Exercise task:
Please format the entries as a numbered list, starting from their first line and running through the line containing "485, 242, 496]", with both of those lines included and any blank lines left out.

###

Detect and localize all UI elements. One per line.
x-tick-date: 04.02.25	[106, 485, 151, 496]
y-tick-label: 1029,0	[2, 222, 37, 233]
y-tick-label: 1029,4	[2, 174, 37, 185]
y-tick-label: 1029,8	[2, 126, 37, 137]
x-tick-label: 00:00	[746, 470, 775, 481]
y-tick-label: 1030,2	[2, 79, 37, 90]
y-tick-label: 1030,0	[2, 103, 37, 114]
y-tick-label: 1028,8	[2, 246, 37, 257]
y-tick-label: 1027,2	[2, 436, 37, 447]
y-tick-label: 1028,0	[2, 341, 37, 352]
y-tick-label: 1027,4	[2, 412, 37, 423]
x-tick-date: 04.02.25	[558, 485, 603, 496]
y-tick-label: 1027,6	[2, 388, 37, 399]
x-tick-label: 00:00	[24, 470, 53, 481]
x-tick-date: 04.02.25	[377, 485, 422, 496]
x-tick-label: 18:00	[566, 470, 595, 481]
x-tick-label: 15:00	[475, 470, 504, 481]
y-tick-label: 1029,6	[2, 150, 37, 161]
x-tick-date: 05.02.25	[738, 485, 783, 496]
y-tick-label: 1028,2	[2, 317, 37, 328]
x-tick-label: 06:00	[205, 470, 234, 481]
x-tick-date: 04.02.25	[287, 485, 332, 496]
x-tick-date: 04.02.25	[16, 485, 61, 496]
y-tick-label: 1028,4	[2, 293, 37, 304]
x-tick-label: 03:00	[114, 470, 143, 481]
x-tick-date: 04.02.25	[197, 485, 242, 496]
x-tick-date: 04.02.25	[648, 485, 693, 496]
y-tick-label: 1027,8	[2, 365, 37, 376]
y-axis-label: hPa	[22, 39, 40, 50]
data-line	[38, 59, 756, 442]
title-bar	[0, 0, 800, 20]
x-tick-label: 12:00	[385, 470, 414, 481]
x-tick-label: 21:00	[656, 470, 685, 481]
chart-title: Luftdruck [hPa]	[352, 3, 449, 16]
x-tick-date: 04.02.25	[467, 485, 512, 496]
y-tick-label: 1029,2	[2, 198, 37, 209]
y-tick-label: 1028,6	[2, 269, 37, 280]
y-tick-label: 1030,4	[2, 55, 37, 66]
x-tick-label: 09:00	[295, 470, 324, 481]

###

Complete response:
1. Detect and localize all UI elements. One per line.
2. x-tick-date: 04.02.25	[106, 485, 151, 496]
3. y-tick-label: 1029,0	[2, 222, 37, 233]
4. y-tick-label: 1029,4	[2, 174, 37, 185]
5. y-tick-label: 1029,8	[2, 126, 37, 137]
6. x-tick-label: 00:00	[746, 470, 775, 481]
7. y-tick-label: 1030,2	[2, 79, 37, 90]
8. y-tick-label: 1030,0	[2, 103, 37, 114]
9. y-tick-label: 1028,8	[2, 246, 37, 257]
10. y-tick-label: 1027,2	[2, 436, 37, 447]
11. y-tick-label: 1028,0	[2, 341, 37, 352]
12. y-tick-label: 1027,4	[2, 412, 37, 423]
13. x-tick-date: 04.02.25	[558, 485, 603, 496]
14. y-tick-label: 1027,6	[2, 388, 37, 399]
15. x-tick-label: 00:00	[24, 470, 53, 481]
16. x-tick-date: 04.02.25	[377, 485, 422, 496]
17. x-tick-label: 18:00	[566, 470, 595, 481]
18. x-tick-label: 15:00	[475, 470, 504, 481]
19. y-tick-label: 1029,6	[2, 150, 37, 161]
20. x-tick-date: 05.02.25	[738, 485, 783, 496]
21. y-tick-label: 1028,2	[2, 317, 37, 328]
22. x-tick-label: 06:00	[205, 470, 234, 481]
23. x-tick-date: 04.02.25	[287, 485, 332, 496]
24. x-tick-date: 04.02.25	[16, 485, 61, 496]
25. y-tick-label: 1028,4	[2, 293, 37, 304]
26. x-tick-label: 03:00	[114, 470, 143, 481]
27. x-tick-date: 04.02.25	[197, 485, 242, 496]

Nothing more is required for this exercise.